Gather all lines with "quay" from the records.

* start *

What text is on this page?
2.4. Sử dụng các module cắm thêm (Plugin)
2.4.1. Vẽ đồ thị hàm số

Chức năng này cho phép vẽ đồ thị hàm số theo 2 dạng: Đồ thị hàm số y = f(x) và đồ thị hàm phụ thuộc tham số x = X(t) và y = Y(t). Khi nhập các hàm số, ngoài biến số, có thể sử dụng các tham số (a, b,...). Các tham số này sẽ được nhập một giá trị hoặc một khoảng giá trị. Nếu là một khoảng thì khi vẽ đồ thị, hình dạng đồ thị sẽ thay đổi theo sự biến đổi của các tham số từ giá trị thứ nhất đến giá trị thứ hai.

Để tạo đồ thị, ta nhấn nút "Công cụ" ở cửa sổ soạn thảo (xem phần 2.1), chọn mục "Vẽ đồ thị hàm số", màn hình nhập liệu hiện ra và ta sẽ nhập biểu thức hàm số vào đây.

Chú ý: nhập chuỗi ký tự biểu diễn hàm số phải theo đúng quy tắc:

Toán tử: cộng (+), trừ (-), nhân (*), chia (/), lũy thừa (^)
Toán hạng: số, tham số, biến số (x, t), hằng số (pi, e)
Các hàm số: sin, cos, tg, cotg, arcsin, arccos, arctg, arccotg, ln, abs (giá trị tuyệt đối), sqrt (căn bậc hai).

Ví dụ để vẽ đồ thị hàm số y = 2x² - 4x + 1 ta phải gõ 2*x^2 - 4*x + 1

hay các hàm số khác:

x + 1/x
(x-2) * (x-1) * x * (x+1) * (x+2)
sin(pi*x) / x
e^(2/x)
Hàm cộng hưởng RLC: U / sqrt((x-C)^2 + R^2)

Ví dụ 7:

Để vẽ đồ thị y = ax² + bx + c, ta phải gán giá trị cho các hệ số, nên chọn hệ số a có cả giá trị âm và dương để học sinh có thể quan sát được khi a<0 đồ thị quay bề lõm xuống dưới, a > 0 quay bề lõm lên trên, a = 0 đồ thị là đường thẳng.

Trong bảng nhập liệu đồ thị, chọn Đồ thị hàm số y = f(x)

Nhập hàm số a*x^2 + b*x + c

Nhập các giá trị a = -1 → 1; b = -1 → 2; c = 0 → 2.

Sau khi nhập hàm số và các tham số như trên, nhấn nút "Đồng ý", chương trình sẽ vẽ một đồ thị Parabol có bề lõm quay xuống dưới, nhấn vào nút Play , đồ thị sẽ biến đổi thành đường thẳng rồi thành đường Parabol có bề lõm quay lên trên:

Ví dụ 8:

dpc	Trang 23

* end *

TASK RESULT:
Để vẽ đồ thị y = ax² + bx + c, ta phải gán giá trị cho các hệ số, nên chọn hệ số a có cả giá trị âm và dương để học sinh có thể quan sát được khi a<0 đồ thị quay bề lõm xuống dưới, a > 0 quay bề lõm lên trên, a = 0 đồ thị là đường thẳng.
Sau khi nhập hàm số và các tham số như trên, nhấn nút "Đồng ý", chương trình sẽ vẽ một đồ thị Parabol có bề lõm quay xuống dưới, nhấn vào nút Play , đồ thị sẽ biến đổi thành đường thẳng rồi thành đường Parabol có bề lõm quay lên trên:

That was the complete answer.